- [GOAL OF THE EXERCISE]:
Check the listing below for lines with the word "this" and say how many there are, with nothing but the number.

(Data excerpts)
****************************************

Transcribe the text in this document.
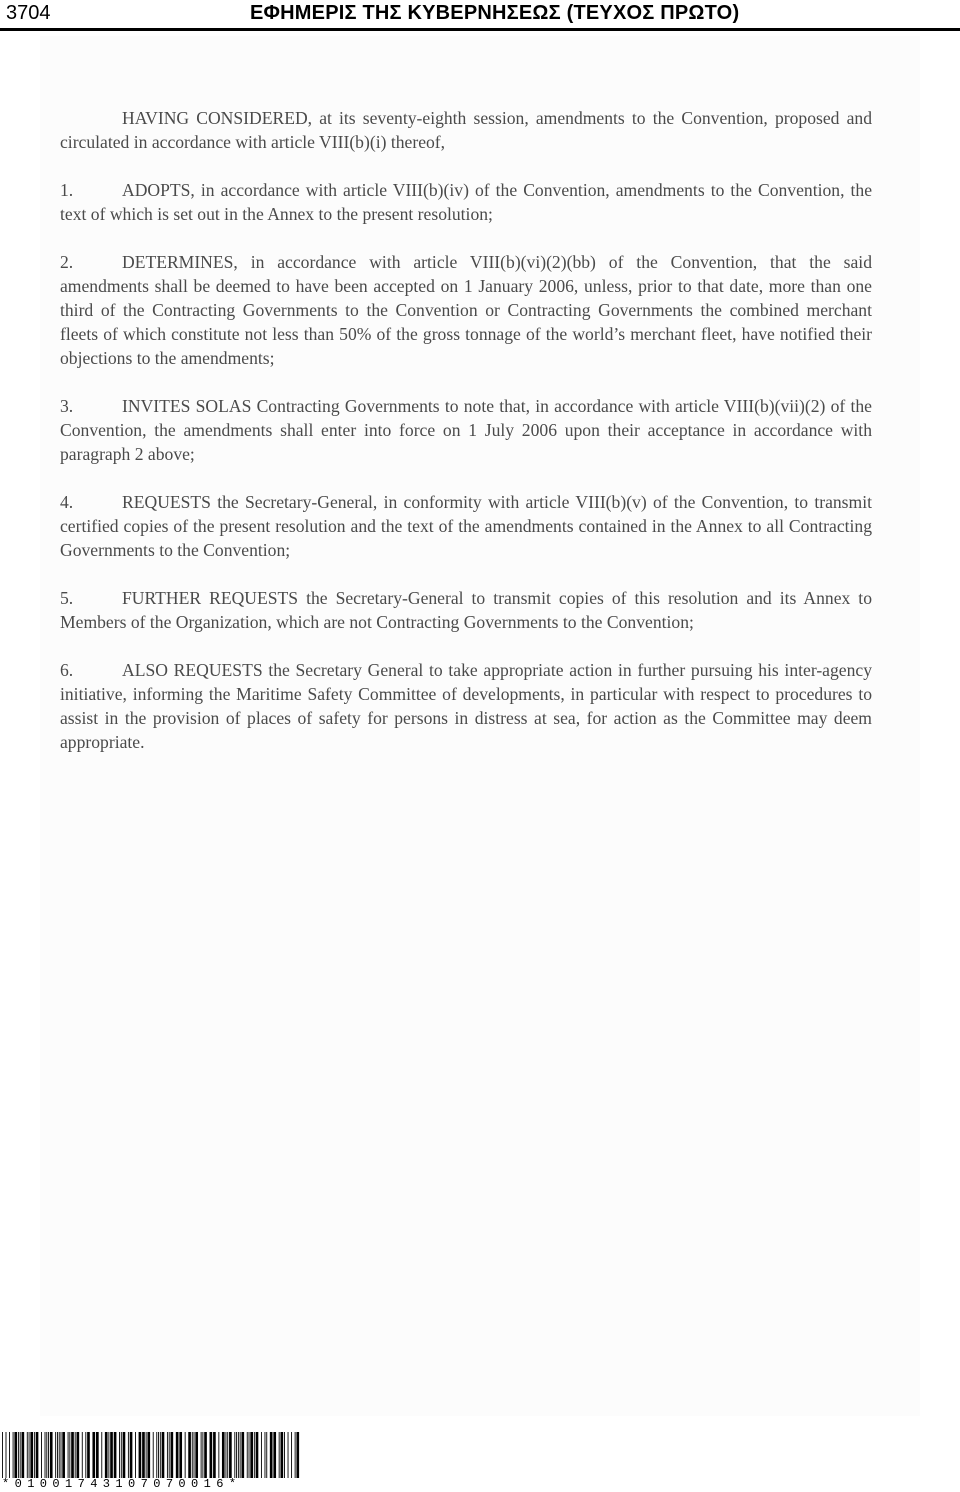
3704	ΕΦΗΜΕΡΙΣ ΤΗΣ ΚΥΒΕΡΝΗΣΕΩΣ (ΤΕΥΧΟΣ ΠΡΩΤΟ)

HAVING CONSIDERED, at its seventy-eighth session, amendments to the Convention, proposed and circulated in accordance with article VIII(b)(i) thereof,

1.	ADOPTS, in accordance with article VIII(b)(iv) of the Convention, amendments to the Convention, the text of which is set out in the Annex to the present resolution;

2.	DETERMINES, in accordance with article VIII(b)(vi)(2)(bb) of the Convention, that the said amendments shall be deemed to have been accepted on 1 January 2006, unless, prior to that date, more than one third of the Contracting Governments to the Convention or Contracting Governments the combined merchant fleets of which constitute not less than 50% of the gross tonnage of the world’s merchant fleet, have notified their objections to the amendments;

3.	INVITES SOLAS Contracting Governments to note that, in accordance with article VIII(b)(vii)(2) of the Convention, the amendments shall enter into force on 1 July 2006 upon their acceptance in accordance with paragraph 2 above;

4.	REQUESTS the Secretary-General, in conformity with article VIII(b)(v) of the Convention, to transmit certified copies of the present resolution and the text of the amendments contained in the Annex to all Contracting Governments to the Convention;

5.	FURTHER REQUESTS the Secretary-General to transmit copies of this resolution and its Annex to Members of the Organization, which are not Contracting Governments to the Convention;

6.	ALSO REQUESTS the Secretary General to take appropriate action in further pursuing his inter-agency initiative, informing the Maritime Safety Committee of developments, in particular with respect to procedures to assist in the provision of places of safety for persons in distress at sea, for action as the Committee may deem appropriate.

*01001743107070016*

****************************************

- [THE SOLUTION]:
2